> _STATED PROBLEM_
Gather the lines that hold the string "quantity".

> _SUPPLIED INFORMATION_
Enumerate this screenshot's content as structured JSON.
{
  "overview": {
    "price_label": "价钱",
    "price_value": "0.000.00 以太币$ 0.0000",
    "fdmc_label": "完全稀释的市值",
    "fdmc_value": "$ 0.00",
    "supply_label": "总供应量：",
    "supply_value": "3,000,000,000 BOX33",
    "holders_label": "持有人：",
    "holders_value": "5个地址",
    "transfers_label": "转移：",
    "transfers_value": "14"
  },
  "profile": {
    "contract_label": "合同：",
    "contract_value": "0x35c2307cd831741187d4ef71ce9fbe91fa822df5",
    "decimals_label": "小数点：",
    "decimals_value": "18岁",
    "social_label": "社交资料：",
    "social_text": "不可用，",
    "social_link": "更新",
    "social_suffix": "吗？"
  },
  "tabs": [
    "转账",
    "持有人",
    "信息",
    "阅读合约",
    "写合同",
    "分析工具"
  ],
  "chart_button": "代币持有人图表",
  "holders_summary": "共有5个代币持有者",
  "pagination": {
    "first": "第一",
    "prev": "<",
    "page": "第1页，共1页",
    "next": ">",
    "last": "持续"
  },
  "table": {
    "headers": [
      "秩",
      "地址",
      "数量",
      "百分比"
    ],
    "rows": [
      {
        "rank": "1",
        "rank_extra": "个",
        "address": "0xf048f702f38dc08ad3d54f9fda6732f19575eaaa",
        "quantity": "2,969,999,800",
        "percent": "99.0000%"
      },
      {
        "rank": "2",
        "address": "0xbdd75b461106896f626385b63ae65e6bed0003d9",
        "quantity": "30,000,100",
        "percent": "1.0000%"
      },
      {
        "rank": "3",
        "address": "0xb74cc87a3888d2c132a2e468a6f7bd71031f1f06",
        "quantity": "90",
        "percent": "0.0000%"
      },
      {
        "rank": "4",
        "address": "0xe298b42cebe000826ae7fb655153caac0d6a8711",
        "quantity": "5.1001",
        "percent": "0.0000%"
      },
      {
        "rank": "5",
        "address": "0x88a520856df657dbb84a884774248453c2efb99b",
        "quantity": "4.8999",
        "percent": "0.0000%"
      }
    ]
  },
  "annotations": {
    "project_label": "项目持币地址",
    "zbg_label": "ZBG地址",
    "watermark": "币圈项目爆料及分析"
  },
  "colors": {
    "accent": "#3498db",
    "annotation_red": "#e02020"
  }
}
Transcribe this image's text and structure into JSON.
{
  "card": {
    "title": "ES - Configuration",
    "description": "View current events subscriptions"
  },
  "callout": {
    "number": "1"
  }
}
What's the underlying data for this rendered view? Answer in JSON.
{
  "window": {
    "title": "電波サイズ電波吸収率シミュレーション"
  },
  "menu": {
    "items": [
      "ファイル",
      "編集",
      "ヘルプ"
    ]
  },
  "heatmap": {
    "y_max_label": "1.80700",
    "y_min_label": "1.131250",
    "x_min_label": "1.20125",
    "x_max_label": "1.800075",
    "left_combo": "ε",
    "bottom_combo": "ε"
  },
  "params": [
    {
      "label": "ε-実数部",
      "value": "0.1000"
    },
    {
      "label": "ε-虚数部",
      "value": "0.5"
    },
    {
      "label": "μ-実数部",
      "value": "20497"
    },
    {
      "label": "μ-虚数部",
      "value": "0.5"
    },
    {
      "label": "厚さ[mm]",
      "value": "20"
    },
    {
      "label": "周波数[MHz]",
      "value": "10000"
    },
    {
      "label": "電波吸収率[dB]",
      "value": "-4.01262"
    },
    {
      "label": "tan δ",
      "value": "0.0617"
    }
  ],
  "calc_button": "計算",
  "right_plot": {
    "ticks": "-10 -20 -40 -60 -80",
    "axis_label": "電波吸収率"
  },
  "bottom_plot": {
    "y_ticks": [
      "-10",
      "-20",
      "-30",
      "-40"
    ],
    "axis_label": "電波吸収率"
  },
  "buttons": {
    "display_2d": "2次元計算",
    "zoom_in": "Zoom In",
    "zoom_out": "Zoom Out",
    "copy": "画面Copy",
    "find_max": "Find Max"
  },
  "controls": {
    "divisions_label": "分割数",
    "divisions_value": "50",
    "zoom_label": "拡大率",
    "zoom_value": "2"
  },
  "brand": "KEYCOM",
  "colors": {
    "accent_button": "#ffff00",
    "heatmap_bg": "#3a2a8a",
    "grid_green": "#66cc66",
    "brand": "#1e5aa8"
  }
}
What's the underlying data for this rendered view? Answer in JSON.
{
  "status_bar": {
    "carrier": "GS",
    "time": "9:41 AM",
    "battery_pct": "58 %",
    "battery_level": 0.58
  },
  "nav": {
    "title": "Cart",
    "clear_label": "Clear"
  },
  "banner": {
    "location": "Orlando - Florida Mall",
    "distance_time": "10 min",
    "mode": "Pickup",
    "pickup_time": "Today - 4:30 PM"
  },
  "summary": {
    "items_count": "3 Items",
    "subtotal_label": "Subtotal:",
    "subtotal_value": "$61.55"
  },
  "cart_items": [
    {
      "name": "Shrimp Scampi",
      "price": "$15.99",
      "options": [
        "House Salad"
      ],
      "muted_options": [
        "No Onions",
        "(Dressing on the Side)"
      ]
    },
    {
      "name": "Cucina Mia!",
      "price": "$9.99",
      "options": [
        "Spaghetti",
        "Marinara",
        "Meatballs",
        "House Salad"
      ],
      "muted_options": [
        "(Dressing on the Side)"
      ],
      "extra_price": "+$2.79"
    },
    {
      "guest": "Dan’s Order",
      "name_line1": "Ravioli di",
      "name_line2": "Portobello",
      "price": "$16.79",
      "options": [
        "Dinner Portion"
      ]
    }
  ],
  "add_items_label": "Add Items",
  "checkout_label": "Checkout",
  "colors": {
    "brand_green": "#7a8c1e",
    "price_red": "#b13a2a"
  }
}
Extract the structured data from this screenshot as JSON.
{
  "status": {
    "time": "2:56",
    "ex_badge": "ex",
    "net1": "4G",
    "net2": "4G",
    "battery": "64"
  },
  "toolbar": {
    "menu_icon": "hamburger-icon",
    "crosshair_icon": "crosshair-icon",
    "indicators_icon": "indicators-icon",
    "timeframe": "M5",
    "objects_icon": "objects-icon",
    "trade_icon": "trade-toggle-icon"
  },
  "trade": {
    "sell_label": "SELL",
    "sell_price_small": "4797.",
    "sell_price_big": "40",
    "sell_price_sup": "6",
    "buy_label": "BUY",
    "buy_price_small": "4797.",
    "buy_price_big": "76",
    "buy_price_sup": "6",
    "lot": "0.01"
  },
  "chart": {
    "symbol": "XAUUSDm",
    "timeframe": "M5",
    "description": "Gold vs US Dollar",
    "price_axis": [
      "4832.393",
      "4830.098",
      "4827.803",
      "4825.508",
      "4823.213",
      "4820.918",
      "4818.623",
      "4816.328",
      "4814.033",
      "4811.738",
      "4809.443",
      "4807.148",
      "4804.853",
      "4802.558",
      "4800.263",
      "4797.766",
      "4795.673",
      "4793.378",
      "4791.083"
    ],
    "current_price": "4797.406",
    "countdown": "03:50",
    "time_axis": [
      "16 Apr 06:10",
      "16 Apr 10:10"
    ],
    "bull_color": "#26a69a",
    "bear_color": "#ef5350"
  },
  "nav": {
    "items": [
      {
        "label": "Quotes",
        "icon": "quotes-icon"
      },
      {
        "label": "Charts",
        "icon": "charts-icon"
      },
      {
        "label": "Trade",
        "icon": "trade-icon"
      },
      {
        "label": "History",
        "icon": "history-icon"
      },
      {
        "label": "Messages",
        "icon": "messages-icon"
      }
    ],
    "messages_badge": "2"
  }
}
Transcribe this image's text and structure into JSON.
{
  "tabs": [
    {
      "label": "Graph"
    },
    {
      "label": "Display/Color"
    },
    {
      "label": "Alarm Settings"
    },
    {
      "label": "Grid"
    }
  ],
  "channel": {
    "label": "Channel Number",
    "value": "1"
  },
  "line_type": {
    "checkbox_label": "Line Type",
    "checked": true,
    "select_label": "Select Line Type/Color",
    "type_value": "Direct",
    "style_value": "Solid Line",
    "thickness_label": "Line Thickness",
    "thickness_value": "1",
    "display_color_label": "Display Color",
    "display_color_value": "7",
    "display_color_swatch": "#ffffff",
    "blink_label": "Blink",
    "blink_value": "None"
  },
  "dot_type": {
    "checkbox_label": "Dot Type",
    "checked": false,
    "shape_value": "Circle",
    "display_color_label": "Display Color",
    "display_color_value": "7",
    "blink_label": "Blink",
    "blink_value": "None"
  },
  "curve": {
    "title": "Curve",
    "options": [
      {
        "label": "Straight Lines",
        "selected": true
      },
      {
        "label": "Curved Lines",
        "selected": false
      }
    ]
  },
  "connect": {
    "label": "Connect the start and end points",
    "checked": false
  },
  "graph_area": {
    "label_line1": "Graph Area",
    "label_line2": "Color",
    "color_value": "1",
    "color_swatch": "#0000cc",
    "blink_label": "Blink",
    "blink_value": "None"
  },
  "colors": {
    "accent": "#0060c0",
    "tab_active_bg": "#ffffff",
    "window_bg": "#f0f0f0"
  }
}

> _IN RESPONSE_
        "quantity": "2,969,999,800",
        "quantity": "30,000,100",
        "quantity": "90",
        "quantity": "5.1001",
        "quantity": "4.8999",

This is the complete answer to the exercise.